### Short task
Wherever the word "arXiv" appears in the entries, copy the whole line.
++++ Material for this exercise
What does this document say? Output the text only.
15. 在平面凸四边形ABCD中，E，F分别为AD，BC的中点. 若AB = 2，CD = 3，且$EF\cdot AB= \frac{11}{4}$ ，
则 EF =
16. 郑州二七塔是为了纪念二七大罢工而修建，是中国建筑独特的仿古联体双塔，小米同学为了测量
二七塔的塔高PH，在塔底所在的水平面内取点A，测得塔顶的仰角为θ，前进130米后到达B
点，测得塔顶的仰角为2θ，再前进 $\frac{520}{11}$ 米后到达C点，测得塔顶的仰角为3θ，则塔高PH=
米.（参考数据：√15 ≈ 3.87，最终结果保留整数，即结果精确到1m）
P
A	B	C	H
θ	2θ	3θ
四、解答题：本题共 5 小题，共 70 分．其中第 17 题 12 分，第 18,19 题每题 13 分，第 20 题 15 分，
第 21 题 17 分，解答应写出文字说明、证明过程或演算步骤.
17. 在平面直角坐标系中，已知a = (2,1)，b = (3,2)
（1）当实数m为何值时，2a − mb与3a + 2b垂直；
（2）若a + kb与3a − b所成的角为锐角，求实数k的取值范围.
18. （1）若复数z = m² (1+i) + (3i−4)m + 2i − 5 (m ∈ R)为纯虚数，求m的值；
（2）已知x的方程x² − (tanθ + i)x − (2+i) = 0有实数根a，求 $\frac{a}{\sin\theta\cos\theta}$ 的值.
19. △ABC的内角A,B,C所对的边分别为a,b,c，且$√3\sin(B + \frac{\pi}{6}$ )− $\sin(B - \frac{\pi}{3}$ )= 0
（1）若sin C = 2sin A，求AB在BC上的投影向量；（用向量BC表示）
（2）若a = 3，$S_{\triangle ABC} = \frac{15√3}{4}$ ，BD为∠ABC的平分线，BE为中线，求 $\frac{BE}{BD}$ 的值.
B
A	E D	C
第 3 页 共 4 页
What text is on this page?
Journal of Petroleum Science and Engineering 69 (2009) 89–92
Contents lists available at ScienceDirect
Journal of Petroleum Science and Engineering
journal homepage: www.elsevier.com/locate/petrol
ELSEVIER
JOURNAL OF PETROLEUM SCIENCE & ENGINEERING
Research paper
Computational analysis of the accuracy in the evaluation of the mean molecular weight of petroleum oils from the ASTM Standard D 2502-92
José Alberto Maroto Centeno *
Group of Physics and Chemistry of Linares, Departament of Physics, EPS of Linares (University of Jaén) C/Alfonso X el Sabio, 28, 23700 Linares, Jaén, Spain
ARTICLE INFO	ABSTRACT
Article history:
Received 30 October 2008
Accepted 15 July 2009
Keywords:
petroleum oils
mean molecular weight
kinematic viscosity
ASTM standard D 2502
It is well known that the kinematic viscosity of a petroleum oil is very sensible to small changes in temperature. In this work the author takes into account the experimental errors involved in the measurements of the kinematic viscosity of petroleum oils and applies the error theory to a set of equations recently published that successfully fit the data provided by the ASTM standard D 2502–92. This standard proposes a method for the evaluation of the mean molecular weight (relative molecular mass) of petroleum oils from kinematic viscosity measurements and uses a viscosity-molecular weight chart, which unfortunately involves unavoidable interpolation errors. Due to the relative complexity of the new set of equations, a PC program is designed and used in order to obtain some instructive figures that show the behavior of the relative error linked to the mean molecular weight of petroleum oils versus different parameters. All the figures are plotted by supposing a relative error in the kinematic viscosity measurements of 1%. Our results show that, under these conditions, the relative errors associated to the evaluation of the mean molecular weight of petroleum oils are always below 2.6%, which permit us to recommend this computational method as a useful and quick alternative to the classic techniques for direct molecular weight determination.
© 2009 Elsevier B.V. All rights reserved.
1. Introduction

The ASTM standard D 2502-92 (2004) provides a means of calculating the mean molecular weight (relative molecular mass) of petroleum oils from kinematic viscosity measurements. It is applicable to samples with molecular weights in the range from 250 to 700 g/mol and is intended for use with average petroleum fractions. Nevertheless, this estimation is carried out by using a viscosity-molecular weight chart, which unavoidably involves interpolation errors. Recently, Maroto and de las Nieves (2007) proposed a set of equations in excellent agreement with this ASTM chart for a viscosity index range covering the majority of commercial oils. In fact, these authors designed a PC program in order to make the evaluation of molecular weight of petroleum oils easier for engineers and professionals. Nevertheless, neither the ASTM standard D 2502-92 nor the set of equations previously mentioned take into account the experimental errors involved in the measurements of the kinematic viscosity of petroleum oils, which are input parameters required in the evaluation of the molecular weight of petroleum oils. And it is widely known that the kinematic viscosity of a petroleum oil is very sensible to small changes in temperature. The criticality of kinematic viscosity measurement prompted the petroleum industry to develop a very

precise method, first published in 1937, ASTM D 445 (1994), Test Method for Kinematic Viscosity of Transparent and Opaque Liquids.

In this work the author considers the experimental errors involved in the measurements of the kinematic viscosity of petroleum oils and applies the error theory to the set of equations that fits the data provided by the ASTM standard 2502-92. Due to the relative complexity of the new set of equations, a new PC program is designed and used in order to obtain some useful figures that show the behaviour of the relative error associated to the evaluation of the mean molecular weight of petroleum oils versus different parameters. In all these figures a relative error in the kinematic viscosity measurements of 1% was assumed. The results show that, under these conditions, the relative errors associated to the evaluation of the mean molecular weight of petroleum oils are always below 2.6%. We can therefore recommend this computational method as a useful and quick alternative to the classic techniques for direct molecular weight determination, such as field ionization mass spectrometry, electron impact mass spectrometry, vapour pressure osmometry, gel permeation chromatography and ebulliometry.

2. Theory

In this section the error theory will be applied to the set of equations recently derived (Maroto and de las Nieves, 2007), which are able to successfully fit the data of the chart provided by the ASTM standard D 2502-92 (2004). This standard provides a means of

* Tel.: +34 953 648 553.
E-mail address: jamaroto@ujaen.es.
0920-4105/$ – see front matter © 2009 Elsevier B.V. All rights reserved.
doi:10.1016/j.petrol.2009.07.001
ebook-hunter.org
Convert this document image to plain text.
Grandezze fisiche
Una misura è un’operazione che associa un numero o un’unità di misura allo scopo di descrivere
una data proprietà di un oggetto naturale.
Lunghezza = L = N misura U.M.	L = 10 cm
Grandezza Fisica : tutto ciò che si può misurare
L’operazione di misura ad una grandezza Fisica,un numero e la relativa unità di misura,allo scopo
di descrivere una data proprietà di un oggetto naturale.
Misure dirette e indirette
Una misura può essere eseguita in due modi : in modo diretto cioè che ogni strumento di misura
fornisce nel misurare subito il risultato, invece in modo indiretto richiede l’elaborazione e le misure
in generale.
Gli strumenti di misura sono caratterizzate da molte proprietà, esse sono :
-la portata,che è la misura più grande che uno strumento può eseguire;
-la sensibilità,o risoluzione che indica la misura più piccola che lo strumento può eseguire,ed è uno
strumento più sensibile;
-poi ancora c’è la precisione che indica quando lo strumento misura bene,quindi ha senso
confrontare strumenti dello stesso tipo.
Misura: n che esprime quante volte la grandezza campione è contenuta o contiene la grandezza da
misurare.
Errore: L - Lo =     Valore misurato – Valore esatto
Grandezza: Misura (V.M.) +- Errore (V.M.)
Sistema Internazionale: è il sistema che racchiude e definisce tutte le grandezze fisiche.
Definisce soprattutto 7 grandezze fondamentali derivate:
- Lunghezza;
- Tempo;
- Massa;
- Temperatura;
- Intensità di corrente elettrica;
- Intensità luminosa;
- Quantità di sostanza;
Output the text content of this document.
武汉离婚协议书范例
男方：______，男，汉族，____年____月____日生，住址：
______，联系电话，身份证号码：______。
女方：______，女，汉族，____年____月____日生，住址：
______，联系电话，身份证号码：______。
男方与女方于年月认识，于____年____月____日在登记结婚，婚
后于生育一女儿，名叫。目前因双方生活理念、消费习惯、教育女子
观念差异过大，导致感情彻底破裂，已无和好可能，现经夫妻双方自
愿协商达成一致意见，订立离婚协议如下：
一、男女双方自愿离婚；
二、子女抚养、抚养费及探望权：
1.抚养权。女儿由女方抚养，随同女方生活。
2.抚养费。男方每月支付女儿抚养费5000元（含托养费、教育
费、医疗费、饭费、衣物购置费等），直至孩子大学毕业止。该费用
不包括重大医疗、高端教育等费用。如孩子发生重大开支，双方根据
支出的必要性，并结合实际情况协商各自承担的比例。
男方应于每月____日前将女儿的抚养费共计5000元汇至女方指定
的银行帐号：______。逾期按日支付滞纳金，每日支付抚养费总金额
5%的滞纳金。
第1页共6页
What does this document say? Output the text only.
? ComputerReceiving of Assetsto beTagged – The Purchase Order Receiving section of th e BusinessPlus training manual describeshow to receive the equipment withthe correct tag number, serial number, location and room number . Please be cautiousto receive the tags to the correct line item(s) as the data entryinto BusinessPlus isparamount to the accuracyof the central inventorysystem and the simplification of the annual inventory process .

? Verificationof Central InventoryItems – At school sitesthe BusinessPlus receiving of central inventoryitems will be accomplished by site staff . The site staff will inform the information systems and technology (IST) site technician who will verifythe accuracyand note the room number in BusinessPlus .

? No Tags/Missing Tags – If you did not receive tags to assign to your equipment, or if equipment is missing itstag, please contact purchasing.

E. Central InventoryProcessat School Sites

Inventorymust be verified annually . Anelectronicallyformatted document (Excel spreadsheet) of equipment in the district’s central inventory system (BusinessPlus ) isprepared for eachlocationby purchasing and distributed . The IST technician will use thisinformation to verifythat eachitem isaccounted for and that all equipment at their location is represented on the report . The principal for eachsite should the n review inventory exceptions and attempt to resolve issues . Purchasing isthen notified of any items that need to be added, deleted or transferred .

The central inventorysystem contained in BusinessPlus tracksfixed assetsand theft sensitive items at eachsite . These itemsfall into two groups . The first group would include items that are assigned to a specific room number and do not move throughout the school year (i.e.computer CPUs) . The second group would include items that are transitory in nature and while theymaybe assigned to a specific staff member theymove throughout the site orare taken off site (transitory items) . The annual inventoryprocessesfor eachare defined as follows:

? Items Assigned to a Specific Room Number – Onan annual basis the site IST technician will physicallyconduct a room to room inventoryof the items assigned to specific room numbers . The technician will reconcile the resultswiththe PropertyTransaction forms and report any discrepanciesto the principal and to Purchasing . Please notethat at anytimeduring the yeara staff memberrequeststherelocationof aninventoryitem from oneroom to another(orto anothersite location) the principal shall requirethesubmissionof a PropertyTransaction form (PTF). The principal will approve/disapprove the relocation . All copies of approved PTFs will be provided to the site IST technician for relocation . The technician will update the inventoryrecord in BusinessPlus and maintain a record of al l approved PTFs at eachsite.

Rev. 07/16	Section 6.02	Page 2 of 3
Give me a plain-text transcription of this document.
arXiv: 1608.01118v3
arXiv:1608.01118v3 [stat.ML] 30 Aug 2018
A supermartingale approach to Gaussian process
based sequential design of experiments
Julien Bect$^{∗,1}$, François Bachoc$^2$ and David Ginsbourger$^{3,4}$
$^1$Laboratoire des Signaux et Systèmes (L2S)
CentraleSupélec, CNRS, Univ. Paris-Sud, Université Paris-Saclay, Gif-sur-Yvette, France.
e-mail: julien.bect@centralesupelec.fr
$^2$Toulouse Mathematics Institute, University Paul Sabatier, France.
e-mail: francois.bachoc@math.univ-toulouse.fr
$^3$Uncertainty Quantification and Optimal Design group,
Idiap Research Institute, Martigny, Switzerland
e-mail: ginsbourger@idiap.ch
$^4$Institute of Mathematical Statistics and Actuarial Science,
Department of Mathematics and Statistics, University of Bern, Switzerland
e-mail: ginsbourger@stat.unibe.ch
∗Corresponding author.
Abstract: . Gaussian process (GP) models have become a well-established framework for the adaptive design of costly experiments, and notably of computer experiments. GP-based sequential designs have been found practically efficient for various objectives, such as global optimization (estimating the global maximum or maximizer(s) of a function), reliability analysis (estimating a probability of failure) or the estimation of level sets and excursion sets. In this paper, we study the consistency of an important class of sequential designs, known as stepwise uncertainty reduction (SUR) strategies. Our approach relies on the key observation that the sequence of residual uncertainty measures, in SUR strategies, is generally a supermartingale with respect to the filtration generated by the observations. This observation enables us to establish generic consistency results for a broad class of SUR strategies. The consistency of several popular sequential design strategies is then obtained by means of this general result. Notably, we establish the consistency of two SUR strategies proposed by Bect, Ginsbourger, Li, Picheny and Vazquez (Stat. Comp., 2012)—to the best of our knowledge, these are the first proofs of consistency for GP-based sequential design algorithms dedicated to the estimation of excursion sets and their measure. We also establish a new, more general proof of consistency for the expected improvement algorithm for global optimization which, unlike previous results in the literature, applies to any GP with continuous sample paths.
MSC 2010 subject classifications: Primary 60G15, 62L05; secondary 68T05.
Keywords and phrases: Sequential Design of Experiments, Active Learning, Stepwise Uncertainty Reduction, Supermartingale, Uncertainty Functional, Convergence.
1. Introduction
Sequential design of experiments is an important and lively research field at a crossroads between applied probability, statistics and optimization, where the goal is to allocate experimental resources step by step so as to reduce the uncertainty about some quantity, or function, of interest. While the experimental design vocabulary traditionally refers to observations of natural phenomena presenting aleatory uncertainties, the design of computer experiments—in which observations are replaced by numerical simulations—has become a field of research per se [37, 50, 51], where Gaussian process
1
++++++++
### Result of the task
arXiv: 1608.01118v3
arXiv:1608.01118v3 [stat.ML] 30 Aug 2018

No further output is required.